▶ [Prompt]: State how many lines of the entries include the string "thúc", please, leaving out everything but the number.
### Supplied material ###
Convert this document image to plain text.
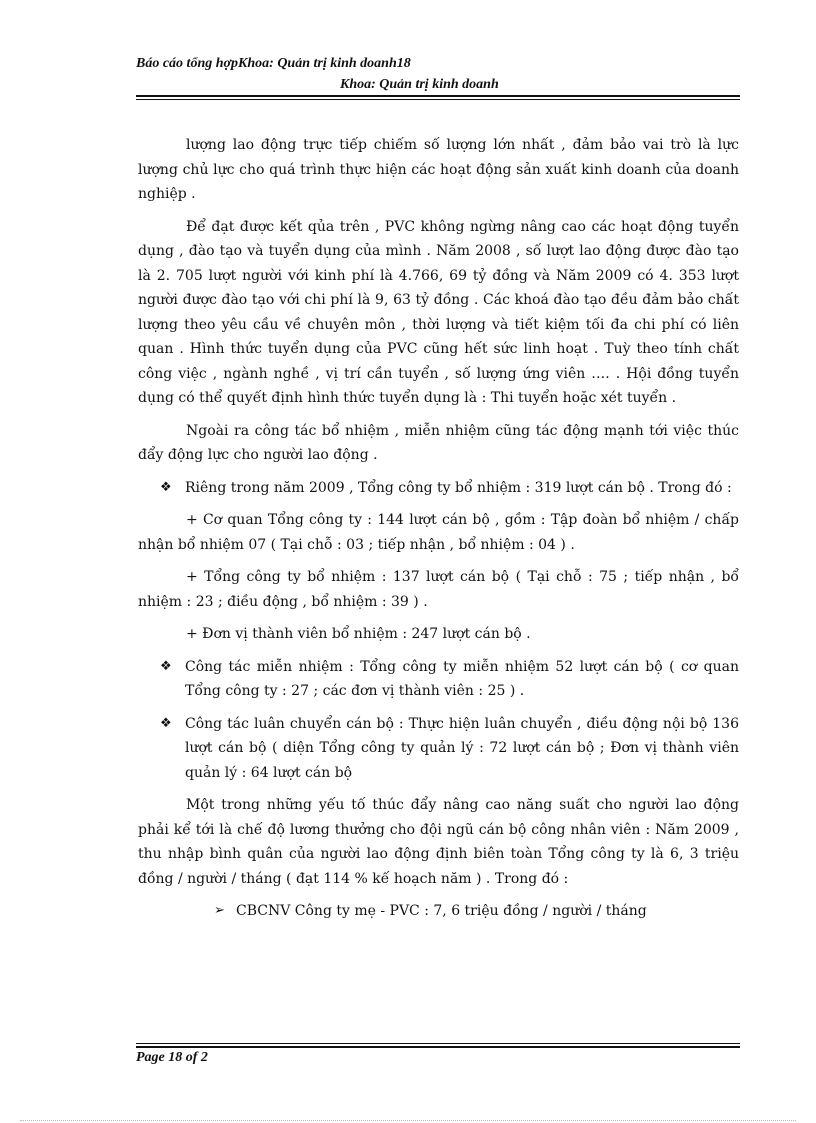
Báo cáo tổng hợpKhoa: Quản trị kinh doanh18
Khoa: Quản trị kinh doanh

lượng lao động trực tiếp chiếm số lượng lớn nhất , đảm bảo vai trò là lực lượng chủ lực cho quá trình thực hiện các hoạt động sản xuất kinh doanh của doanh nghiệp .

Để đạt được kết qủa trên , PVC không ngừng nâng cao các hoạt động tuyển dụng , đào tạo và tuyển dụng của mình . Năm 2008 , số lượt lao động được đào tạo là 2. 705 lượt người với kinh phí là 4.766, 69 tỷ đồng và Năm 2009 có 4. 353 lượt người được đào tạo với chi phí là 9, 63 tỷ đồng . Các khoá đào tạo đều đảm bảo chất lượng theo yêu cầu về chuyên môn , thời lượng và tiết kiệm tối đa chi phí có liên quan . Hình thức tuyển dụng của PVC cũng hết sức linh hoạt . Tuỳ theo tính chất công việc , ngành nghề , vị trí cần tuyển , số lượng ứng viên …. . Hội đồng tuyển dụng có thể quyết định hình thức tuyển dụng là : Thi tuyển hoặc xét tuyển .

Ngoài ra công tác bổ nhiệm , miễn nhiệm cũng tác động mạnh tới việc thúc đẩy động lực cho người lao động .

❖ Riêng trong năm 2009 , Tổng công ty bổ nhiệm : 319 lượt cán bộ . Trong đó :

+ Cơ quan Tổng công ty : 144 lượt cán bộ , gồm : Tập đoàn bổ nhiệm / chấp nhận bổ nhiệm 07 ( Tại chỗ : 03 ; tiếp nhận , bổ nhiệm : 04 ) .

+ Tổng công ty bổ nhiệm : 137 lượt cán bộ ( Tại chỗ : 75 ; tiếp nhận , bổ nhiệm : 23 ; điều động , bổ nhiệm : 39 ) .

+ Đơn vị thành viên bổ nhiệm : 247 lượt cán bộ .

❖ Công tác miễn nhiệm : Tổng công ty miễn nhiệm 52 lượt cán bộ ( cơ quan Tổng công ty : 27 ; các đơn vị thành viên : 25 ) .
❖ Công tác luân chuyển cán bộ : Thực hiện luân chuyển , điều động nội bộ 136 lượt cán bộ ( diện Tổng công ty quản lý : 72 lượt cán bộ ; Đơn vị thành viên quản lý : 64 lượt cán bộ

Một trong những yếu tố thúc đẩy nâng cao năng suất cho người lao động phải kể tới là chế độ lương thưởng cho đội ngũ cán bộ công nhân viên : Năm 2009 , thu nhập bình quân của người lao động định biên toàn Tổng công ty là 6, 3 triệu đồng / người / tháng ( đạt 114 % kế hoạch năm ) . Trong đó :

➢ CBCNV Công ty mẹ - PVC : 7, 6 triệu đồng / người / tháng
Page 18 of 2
###
### Supplied material ###
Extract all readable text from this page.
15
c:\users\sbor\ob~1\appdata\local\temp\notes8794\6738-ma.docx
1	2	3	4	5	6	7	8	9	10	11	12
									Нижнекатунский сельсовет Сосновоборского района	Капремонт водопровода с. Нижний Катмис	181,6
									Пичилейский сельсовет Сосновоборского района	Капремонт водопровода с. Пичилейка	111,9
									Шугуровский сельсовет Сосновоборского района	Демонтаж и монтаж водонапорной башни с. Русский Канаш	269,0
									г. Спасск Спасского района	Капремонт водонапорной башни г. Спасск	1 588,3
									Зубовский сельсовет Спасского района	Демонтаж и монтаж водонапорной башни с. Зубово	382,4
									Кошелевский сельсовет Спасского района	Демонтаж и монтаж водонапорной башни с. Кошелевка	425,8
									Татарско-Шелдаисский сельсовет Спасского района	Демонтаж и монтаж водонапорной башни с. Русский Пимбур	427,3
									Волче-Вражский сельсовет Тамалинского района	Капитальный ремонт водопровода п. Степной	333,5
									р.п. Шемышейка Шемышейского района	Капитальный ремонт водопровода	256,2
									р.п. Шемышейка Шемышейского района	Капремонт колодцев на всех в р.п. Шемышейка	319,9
###
### Supplied material ###
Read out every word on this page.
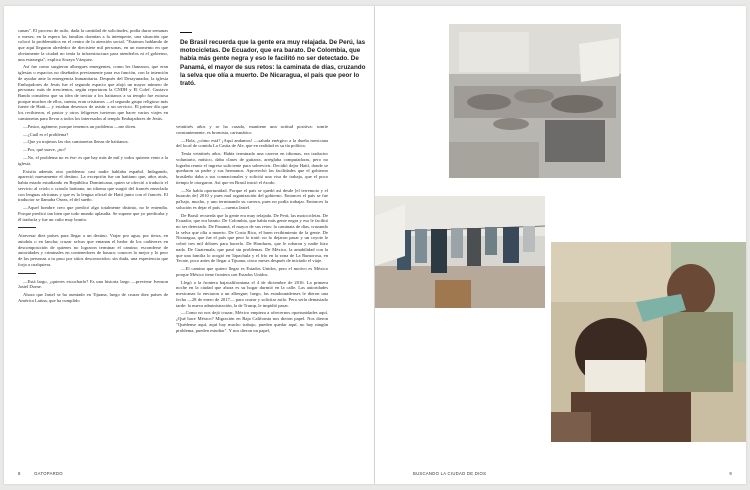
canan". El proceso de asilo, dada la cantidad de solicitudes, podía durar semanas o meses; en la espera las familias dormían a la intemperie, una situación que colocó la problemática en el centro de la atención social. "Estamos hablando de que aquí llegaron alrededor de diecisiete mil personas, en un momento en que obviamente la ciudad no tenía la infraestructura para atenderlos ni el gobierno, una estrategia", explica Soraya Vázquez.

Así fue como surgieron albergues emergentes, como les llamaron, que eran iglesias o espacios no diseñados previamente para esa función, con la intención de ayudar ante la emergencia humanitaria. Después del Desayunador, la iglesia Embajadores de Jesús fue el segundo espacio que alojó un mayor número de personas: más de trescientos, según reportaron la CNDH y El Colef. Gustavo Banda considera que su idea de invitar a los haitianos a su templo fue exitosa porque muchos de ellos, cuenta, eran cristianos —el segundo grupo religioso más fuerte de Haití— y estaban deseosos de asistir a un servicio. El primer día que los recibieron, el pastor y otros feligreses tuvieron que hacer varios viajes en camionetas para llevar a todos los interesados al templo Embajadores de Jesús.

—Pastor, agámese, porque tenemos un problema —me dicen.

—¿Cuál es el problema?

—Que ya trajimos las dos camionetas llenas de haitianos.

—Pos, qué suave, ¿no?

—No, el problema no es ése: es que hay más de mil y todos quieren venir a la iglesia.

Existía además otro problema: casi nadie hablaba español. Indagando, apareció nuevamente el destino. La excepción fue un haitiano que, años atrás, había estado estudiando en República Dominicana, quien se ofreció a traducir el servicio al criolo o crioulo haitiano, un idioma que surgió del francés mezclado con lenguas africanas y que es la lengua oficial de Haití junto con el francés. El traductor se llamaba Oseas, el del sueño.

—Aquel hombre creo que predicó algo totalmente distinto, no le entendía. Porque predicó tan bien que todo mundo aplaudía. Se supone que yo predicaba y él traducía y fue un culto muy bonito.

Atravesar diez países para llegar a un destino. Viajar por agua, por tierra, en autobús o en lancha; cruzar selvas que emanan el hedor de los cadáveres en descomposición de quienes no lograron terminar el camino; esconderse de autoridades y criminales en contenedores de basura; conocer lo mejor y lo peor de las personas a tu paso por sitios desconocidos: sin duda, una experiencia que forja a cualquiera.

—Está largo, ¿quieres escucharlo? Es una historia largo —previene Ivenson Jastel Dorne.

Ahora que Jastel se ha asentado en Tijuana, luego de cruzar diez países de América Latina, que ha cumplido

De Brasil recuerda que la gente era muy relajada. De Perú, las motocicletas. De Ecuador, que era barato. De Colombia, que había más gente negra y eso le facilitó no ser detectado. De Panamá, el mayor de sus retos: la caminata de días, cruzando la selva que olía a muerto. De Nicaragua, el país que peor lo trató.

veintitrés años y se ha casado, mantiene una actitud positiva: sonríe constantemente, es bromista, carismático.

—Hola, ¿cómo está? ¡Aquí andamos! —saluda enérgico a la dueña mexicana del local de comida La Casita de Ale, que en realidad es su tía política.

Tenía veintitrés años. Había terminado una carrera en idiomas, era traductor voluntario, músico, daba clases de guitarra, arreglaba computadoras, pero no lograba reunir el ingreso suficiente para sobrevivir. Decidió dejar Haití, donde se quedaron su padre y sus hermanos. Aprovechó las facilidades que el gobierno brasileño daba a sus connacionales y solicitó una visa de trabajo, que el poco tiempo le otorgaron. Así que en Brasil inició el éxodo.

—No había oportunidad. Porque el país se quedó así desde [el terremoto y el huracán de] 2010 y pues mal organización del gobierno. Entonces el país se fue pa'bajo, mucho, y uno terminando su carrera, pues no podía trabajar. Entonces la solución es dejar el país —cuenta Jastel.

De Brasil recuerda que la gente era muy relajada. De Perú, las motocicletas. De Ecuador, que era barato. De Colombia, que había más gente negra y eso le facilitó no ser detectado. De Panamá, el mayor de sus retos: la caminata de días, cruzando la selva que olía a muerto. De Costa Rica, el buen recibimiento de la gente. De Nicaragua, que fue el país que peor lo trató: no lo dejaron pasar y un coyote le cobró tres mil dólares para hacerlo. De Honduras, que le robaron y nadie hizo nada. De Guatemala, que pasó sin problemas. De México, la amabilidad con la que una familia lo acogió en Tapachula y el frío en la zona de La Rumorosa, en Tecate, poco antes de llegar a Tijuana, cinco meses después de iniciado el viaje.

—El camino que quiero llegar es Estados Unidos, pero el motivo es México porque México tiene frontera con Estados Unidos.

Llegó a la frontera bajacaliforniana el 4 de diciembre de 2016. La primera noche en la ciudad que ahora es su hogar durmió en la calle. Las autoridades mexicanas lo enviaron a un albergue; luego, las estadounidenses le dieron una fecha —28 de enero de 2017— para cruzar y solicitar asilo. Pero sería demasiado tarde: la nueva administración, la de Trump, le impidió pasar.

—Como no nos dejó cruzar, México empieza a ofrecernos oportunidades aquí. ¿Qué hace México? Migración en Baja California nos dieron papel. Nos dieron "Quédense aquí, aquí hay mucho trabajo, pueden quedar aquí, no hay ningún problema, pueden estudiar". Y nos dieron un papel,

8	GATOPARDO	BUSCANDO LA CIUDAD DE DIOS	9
###
▶ [Written solution]: 2